EXTRAIT:
○ ○ ○

Avec « Katla », nous tenons une nouvelle série de qualité sur Netflix. La bande à Reed Hastings nous offre une immersion poignante à Vik, en Islande, grâce à la patte du cinéaste et créateur Baltasar Kormákur.
Une disparition mystérieuse et les paysages ahurissants de beauté, ces premières lignes devraient de suite vous embarquer. « Katla » est une série qui promet sur le papier, qui fait la part belle au troublant registre noir nordique. À Vik, un an auparavant, une éruption d’un volcan sous-glaciaire avait ébranlé la communauté. Désormais, il ne reste qu’une grappe de personnes dans une région chaotique. Un jour, une étrange apparition vient semer la zizanie, venue des entrailles glaciaires et volcaniques.

○ ○ ○

DONNÉES FOURNIES:
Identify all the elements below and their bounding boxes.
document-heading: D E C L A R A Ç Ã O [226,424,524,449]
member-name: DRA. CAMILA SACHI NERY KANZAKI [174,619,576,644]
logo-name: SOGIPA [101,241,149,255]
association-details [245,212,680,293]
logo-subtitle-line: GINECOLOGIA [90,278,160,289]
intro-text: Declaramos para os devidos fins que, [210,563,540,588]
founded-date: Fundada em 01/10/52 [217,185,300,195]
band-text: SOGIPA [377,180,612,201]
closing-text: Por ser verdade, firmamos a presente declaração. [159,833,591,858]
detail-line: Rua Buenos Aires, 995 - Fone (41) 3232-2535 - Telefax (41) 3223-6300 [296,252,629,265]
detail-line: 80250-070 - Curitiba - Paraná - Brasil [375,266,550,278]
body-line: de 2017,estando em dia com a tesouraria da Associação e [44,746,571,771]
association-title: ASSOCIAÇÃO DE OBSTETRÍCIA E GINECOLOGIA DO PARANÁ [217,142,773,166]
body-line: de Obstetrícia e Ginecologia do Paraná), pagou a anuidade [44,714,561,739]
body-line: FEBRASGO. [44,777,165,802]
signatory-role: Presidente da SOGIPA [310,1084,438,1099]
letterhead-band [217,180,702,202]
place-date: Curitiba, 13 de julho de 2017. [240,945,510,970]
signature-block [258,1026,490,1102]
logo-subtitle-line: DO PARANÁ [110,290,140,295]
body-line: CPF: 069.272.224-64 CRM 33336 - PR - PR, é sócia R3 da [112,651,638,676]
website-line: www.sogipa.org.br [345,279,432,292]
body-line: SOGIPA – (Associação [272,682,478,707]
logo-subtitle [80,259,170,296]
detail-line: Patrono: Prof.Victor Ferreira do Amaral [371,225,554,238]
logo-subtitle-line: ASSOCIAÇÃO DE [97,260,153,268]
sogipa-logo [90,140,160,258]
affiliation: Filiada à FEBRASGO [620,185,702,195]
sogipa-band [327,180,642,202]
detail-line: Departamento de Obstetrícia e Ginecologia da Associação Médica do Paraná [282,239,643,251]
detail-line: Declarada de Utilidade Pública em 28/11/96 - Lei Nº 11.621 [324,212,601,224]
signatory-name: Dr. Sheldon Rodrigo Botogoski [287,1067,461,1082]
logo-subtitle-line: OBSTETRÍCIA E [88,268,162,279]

○ ○ ○

TRAVAIL DEMANDÉ:
1/ Recopiez fidèlement le passage de l'extrait situé entre « Une disparition mystérieuse » et « glaciaires et volcaniques. », ces deux bornes comprises.
2/ D'après l'extrait, quel cinéaste a créé la série « Katla » ?
3/ Réécrivez, s'il vous plaît, sous forme de liste le paragraphe de l'extrait qui commence par « Une disparition mystérieuse », en conservant ses faits essentiels.

CORRIGÉS COMPLETS:
1/
Une disparition mystérieuse et les paysages ahurissants de beauté, ces premières lignes devraient de suite vous embarquer. « Katla » est une série qui promet sur le papier, qui fait la part belle au troublant registre noir nordique. À Vik, un an auparavant, une éruption d’un volcan sous-glaciaire avait ébranlé la communauté. Désormais, il ne reste qu’une grappe de personnes dans une région chaotique. Un jour, une étrange apparition vient semer la zizanie, venue des entrailles glaciaires et volcaniques.

2/ Baltasar Kormákur.

3/
- « Katla » associe une disparition mystérieuse à des paysages d'une beauté ahurissante.
- La série s'inscrit dans le registre du noir nordique.
- Un an auparavant, à Vik, l'éruption d'un volcan sous-glaciaire a ébranlé la communauté.
- Il ne reste plus qu'une poignée de personnes dans une région chaotique.
- Une étrange apparition, venue des entrailles glaciaires et volcaniques, y sème la zizanie.